▸ **REQUIREMENT**
Within the data below, state how many lines contain the string "raptæ". Provide the number only.

>>>

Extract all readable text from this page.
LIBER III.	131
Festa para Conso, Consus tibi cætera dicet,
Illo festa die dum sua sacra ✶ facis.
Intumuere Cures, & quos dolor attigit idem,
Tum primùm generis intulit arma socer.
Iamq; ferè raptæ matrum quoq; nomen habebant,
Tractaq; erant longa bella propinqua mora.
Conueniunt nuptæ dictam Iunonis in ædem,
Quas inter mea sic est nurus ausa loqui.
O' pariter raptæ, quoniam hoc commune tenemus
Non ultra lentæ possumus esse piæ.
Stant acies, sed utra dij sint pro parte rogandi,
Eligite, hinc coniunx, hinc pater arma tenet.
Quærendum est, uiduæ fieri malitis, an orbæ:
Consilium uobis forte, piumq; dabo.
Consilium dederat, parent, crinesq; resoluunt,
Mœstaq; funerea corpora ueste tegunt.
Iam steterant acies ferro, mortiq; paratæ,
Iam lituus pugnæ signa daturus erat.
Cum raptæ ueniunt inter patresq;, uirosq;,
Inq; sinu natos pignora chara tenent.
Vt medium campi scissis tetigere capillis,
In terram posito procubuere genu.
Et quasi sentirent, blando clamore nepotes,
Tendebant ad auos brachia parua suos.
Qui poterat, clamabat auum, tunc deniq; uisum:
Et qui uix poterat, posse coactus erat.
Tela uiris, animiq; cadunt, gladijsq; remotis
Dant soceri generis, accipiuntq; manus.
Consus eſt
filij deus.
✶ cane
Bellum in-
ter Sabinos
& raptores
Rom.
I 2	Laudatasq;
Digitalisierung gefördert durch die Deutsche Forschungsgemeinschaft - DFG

<<<

▸ **SOLUTION BELOW**
3